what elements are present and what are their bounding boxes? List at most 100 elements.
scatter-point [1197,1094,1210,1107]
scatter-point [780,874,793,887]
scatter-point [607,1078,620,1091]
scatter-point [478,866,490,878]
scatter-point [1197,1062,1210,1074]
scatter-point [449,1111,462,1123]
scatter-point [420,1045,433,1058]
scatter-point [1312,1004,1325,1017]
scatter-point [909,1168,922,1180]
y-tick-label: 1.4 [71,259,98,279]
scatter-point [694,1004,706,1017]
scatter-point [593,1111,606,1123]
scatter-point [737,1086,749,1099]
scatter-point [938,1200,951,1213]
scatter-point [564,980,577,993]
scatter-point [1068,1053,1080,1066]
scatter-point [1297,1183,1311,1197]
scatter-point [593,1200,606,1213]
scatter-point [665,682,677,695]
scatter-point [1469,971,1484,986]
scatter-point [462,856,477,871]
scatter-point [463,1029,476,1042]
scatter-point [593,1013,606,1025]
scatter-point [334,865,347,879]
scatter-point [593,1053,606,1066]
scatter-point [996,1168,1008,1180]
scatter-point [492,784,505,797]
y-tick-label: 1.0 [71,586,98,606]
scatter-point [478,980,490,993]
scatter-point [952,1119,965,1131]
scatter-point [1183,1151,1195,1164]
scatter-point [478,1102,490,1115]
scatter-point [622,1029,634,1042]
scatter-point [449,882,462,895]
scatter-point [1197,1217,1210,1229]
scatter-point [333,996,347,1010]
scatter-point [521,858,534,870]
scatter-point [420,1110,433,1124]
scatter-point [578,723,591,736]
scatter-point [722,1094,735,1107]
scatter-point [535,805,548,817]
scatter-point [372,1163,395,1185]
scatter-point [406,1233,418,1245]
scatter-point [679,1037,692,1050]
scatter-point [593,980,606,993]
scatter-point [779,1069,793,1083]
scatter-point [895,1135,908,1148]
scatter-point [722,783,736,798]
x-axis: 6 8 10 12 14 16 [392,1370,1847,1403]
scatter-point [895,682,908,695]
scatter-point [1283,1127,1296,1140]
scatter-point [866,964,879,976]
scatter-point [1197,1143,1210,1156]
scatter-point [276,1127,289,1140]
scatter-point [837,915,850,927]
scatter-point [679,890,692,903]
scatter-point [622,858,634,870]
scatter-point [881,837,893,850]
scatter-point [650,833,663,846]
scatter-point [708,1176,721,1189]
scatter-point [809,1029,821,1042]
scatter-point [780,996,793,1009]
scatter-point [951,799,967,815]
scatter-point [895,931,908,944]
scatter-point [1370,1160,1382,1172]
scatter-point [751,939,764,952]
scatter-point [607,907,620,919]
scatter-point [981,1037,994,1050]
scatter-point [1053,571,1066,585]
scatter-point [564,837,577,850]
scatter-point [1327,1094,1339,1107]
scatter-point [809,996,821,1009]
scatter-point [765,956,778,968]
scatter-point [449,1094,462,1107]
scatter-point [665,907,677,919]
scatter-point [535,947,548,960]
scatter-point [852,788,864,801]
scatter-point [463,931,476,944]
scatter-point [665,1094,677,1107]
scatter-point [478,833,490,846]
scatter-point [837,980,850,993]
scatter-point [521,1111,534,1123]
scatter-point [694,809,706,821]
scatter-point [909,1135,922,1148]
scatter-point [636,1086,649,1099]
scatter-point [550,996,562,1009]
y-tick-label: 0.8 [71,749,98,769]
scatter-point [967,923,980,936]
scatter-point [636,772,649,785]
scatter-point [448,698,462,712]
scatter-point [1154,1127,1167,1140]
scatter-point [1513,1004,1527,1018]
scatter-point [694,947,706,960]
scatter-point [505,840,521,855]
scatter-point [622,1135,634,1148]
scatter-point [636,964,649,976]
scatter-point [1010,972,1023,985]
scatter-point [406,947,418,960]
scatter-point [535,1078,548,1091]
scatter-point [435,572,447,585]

What to work on: Turn the records, from the first line through the line with "scatter-point [866,964,879,976]", into a JSON list of strings with one string per line, leaving out blank lines.

Solution to this problem:
[
  "what elements are present and what are their bounding boxes? List at most 100 elements.",
  "scatter-point [1197,1094,1210,1107]",
  "scatter-point [780,874,793,887]",
  "scatter-point [607,1078,620,1091]",
  "scatter-point [478,866,490,878]",
  "scatter-point [1197,1062,1210,1074]",
  "scatter-point [449,1111,462,1123]",
  "scatter-point [420,1045,433,1058]",
  "scatter-point [1312,1004,1325,1017]",
  "scatter-point [909,1168,922,1180]",
  "y-tick-label: 1.4 [71,259,98,279]",
  "scatter-point [694,1004,706,1017]",
  "scatter-point [593,1111,606,1123]",
  "scatter-point [737,1086,749,1099]",
  "scatter-point [938,1200,951,1213]",
  "scatter-point [564,980,577,993]",
  "scatter-point [1068,1053,1080,1066]",
  "scatter-point [1297,1183,1311,1197]",
  "scatter-point [593,1200,606,1213]",
  "scatter-point [665,682,677,695]",
  "scatter-point [1469,971,1484,986]",
  "scatter-point [462,856,477,871]",
  "scatter-point [463,1029,476,1042]",
  "scatter-point [593,1013,606,1025]",
  "scatter-point [334,865,347,879]",
  "scatter-point [593,1053,606,1066]",
  "scatter-point [996,1168,1008,1180]",
  "scatter-point [492,784,505,797]",
  "y-tick-label: 1.0 [71,586,98,606]",
  "scatter-point [478,980,490,993]",
  "scatter-point [952,1119,965,1131]",
  "scatter-point [1183,1151,1195,1164]",
  "scatter-point [478,1102,490,1115]",
  "scatter-point [622,1029,634,1042]",
  "scatter-point [449,882,462,895]",
  "scatter-point [1197,1217,1210,1229]",
  "scatter-point [333,996,347,1010]",
  "scatter-point [521,858,534,870]",
  "scatter-point [420,1110,433,1124]",
  "scatter-point [578,723,591,736]",
  "scatter-point [722,1094,735,1107]",
  "scatter-point [535,805,548,817]",
  "scatter-point [372,1163,395,1185]",
  "scatter-point [406,1233,418,1245]",
  "scatter-point [679,1037,692,1050]",
  "scatter-point [593,980,606,993]",
  "scatter-point [779,1069,793,1083]",
  "scatter-point [895,1135,908,1148]",
  "scatter-point [722,783,736,798]",
  "x-axis: 6 8 10 12 14 16 [392,1370,1847,1403]",
  "scatter-point [895,682,908,695]",
  "scatter-point [1283,1127,1296,1140]",
  "scatter-point [866,964,879,976]"
]